> [Given records]
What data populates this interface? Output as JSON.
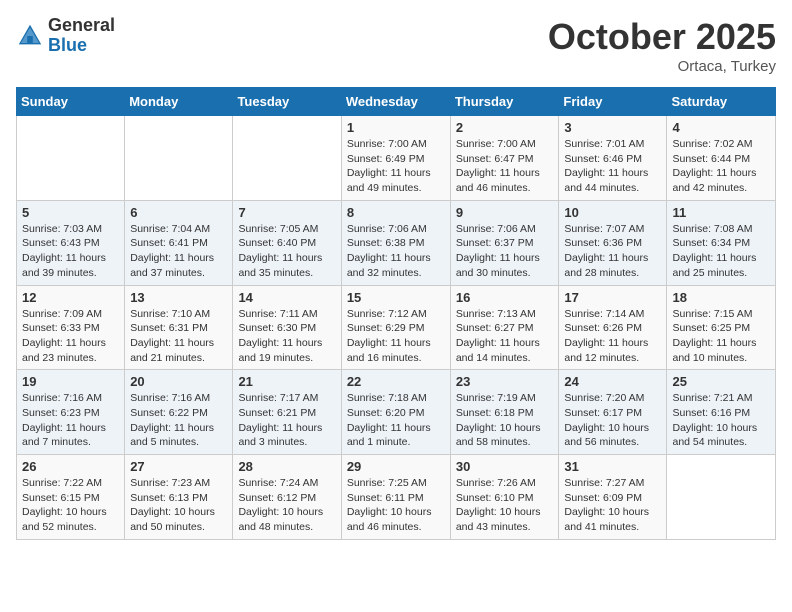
{
  "header": {
    "logo_general": "General",
    "logo_blue": "Blue",
    "month": "October 2025",
    "location": "Ortaca, Turkey"
  },
  "days_of_week": [
    "Sunday",
    "Monday",
    "Tuesday",
    "Wednesday",
    "Thursday",
    "Friday",
    "Saturday"
  ],
  "weeks": [
    [
      {
        "day": "",
        "info": ""
      },
      {
        "day": "",
        "info": ""
      },
      {
        "day": "",
        "info": ""
      },
      {
        "day": "1",
        "info": "Sunrise: 7:00 AM\nSunset: 6:49 PM\nDaylight: 11 hours\nand 49 minutes."
      },
      {
        "day": "2",
        "info": "Sunrise: 7:00 AM\nSunset: 6:47 PM\nDaylight: 11 hours\nand 46 minutes."
      },
      {
        "day": "3",
        "info": "Sunrise: 7:01 AM\nSunset: 6:46 PM\nDaylight: 11 hours\nand 44 minutes."
      },
      {
        "day": "4",
        "info": "Sunrise: 7:02 AM\nSunset: 6:44 PM\nDaylight: 11 hours\nand 42 minutes."
      }
    ],
    [
      {
        "day": "5",
        "info": "Sunrise: 7:03 AM\nSunset: 6:43 PM\nDaylight: 11 hours\nand 39 minutes."
      },
      {
        "day": "6",
        "info": "Sunrise: 7:04 AM\nSunset: 6:41 PM\nDaylight: 11 hours\nand 37 minutes."
      },
      {
        "day": "7",
        "info": "Sunrise: 7:05 AM\nSunset: 6:40 PM\nDaylight: 11 hours\nand 35 minutes."
      },
      {
        "day": "8",
        "info": "Sunrise: 7:06 AM\nSunset: 6:38 PM\nDaylight: 11 hours\nand 32 minutes."
      },
      {
        "day": "9",
        "info": "Sunrise: 7:06 AM\nSunset: 6:37 PM\nDaylight: 11 hours\nand 30 minutes."
      },
      {
        "day": "10",
        "info": "Sunrise: 7:07 AM\nSunset: 6:36 PM\nDaylight: 11 hours\nand 28 minutes."
      },
      {
        "day": "11",
        "info": "Sunrise: 7:08 AM\nSunset: 6:34 PM\nDaylight: 11 hours\nand 25 minutes."
      }
    ],
    [
      {
        "day": "12",
        "info": "Sunrise: 7:09 AM\nSunset: 6:33 PM\nDaylight: 11 hours\nand 23 minutes."
      },
      {
        "day": "13",
        "info": "Sunrise: 7:10 AM\nSunset: 6:31 PM\nDaylight: 11 hours\nand 21 minutes."
      },
      {
        "day": "14",
        "info": "Sunrise: 7:11 AM\nSunset: 6:30 PM\nDaylight: 11 hours\nand 19 minutes."
      },
      {
        "day": "15",
        "info": "Sunrise: 7:12 AM\nSunset: 6:29 PM\nDaylight: 11 hours\nand 16 minutes."
      },
      {
        "day": "16",
        "info": "Sunrise: 7:13 AM\nSunset: 6:27 PM\nDaylight: 11 hours\nand 14 minutes."
      },
      {
        "day": "17",
        "info": "Sunrise: 7:14 AM\nSunset: 6:26 PM\nDaylight: 11 hours\nand 12 minutes."
      },
      {
        "day": "18",
        "info": "Sunrise: 7:15 AM\nSunset: 6:25 PM\nDaylight: 11 hours\nand 10 minutes."
      }
    ],
    [
      {
        "day": "19",
        "info": "Sunrise: 7:16 AM\nSunset: 6:23 PM\nDaylight: 11 hours\nand 7 minutes."
      },
      {
        "day": "20",
        "info": "Sunrise: 7:16 AM\nSunset: 6:22 PM\nDaylight: 11 hours\nand 5 minutes."
      },
      {
        "day": "21",
        "info": "Sunrise: 7:17 AM\nSunset: 6:21 PM\nDaylight: 11 hours\nand 3 minutes."
      },
      {
        "day": "22",
        "info": "Sunrise: 7:18 AM\nSunset: 6:20 PM\nDaylight: 11 hours\nand 1 minute."
      },
      {
        "day": "23",
        "info": "Sunrise: 7:19 AM\nSunset: 6:18 PM\nDaylight: 10 hours\nand 58 minutes."
      },
      {
        "day": "24",
        "info": "Sunrise: 7:20 AM\nSunset: 6:17 PM\nDaylight: 10 hours\nand 56 minutes."
      },
      {
        "day": "25",
        "info": "Sunrise: 7:21 AM\nSunset: 6:16 PM\nDaylight: 10 hours\nand 54 minutes."
      }
    ],
    [
      {
        "day": "26",
        "info": "Sunrise: 7:22 AM\nSunset: 6:15 PM\nDaylight: 10 hours\nand 52 minutes."
      },
      {
        "day": "27",
        "info": "Sunrise: 7:23 AM\nSunset: 6:13 PM\nDaylight: 10 hours\nand 50 minutes."
      },
      {
        "day": "28",
        "info": "Sunrise: 7:24 AM\nSunset: 6:12 PM\nDaylight: 10 hours\nand 48 minutes."
      },
      {
        "day": "29",
        "info": "Sunrise: 7:25 AM\nSunset: 6:11 PM\nDaylight: 10 hours\nand 46 minutes."
      },
      {
        "day": "30",
        "info": "Sunrise: 7:26 AM\nSunset: 6:10 PM\nDaylight: 10 hours\nand 43 minutes."
      },
      {
        "day": "31",
        "info": "Sunrise: 7:27 AM\nSunset: 6:09 PM\nDaylight: 10 hours\nand 41 minutes."
      },
      {
        "day": "",
        "info": ""
      }
    ]
  ]
}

> [Problem]
Can you restate all the records above word for word while dropping the pictures?

> [The completed task]
What data populates this interface? Output as JSON.
{
  "header": {
    "logo_general": "General",
    "logo_blue": "Blue",
    "month": "October 2025",
    "location": "Ortaca, Turkey"
  },
  "days_of_week": [
    "Sunday",
    "Monday",
    "Tuesday",
    "Wednesday",
    "Thursday",
    "Friday",
    "Saturday"
  ],
  "weeks": [
    [
      {
        "day": "",
        "info": ""
      },
      {
        "day": "",
        "info": ""
      },
      {
        "day": "",
        "info": ""
      },
      {
        "day": "1",
        "info": "Sunrise: 7:00 AM\nSunset: 6:49 PM\nDaylight: 11 hours\nand 49 minutes."
      },
      {
        "day": "2",
        "info": "Sunrise: 7:00 AM\nSunset: 6:47 PM\nDaylight: 11 hours\nand 46 minutes."
      },
      {
        "day": "3",
        "info": "Sunrise: 7:01 AM\nSunset: 6:46 PM\nDaylight: 11 hours\nand 44 minutes."
      },
      {
        "day": "4",
        "info": "Sunrise: 7:02 AM\nSunset: 6:44 PM\nDaylight: 11 hours\nand 42 minutes."
      }
    ],
    [
      {
        "day": "5",
        "info": "Sunrise: 7:03 AM\nSunset: 6:43 PM\nDaylight: 11 hours\nand 39 minutes."
      },
      {
        "day": "6",
        "info": "Sunrise: 7:04 AM\nSunset: 6:41 PM\nDaylight: 11 hours\nand 37 minutes."
      },
      {
        "day": "7",
        "info": "Sunrise: 7:05 AM\nSunset: 6:40 PM\nDaylight: 11 hours\nand 35 minutes."
      },
      {
        "day": "8",
        "info": "Sunrise: 7:06 AM\nSunset: 6:38 PM\nDaylight: 11 hours\nand 32 minutes."
      },
      {
        "day": "9",
        "info": "Sunrise: 7:06 AM\nSunset: 6:37 PM\nDaylight: 11 hours\nand 30 minutes."
      },
      {
        "day": "10",
        "info": "Sunrise: 7:07 AM\nSunset: 6:36 PM\nDaylight: 11 hours\nand 28 minutes."
      },
      {
        "day": "11",
        "info": "Sunrise: 7:08 AM\nSunset: 6:34 PM\nDaylight: 11 hours\nand 25 minutes."
      }
    ],
    [
      {
        "day": "12",
        "info": "Sunrise: 7:09 AM\nSunset: 6:33 PM\nDaylight: 11 hours\nand 23 minutes."
      },
      {
        "day": "13",
        "info": "Sunrise: 7:10 AM\nSunset: 6:31 PM\nDaylight: 11 hours\nand 21 minutes."
      },
      {
        "day": "14",
        "info": "Sunrise: 7:11 AM\nSunset: 6:30 PM\nDaylight: 11 hours\nand 19 minutes."
      },
      {
        "day": "15",
        "info": "Sunrise: 7:12 AM\nSunset: 6:29 PM\nDaylight: 11 hours\nand 16 minutes."
      },
      {
        "day": "16",
        "info": "Sunrise: 7:13 AM\nSunset: 6:27 PM\nDaylight: 11 hours\nand 14 minutes."
      },
      {
        "day": "17",
        "info": "Sunrise: 7:14 AM\nSunset: 6:26 PM\nDaylight: 11 hours\nand 12 minutes."
      },
      {
        "day": "18",
        "info": "Sunrise: 7:15 AM\nSunset: 6:25 PM\nDaylight: 11 hours\nand 10 minutes."
      }
    ],
    [
      {
        "day": "19",
        "info": "Sunrise: 7:16 AM\nSunset: 6:23 PM\nDaylight: 11 hours\nand 7 minutes."
      },
      {
        "day": "20",
        "info": "Sunrise: 7:16 AM\nSunset: 6:22 PM\nDaylight: 11 hours\nand 5 minutes."
      },
      {
        "day": "21",
        "info": "Sunrise: 7:17 AM\nSunset: 6:21 PM\nDaylight: 11 hours\nand 3 minutes."
      },
      {
        "day": "22",
        "info": "Sunrise: 7:18 AM\nSunset: 6:20 PM\nDaylight: 11 hours\nand 1 minute."
      },
      {
        "day": "23",
        "info": "Sunrise: 7:19 AM\nSunset: 6:18 PM\nDaylight: 10 hours\nand 58 minutes."
      },
      {
        "day": "24",
        "info": "Sunrise: 7:20 AM\nSunset: 6:17 PM\nDaylight: 10 hours\nand 56 minutes."
      },
      {
        "day": "25",
        "info": "Sunrise: 7:21 AM\nSunset: 6:16 PM\nDaylight: 10 hours\nand 54 minutes."
      }
    ],
    [
      {
        "day": "26",
        "info": "Sunrise: 7:22 AM\nSunset: 6:15 PM\nDaylight: 10 hours\nand 52 minutes."
      },
      {
        "day": "27",
        "info": "Sunrise: 7:23 AM\nSunset: 6:13 PM\nDaylight: 10 hours\nand 50 minutes."
      },
      {
        "day": "28",
        "info": "Sunrise: 7:24 AM\nSunset: 6:12 PM\nDaylight: 10 hours\nand 48 minutes."
      },
      {
        "day": "29",
        "info": "Sunrise: 7:25 AM\nSunset: 6:11 PM\nDaylight: 10 hours\nand 46 minutes."
      },
      {
        "day": "30",
        "info": "Sunrise: 7:26 AM\nSunset: 6:10 PM\nDaylight: 10 hours\nand 43 minutes."
      },
      {
        "day": "31",
        "info": "Sunrise: 7:27 AM\nSunset: 6:09 PM\nDaylight: 10 hours\nand 41 minutes."
      },
      {
        "day": "",
        "info": ""
      }
    ]
  ]
}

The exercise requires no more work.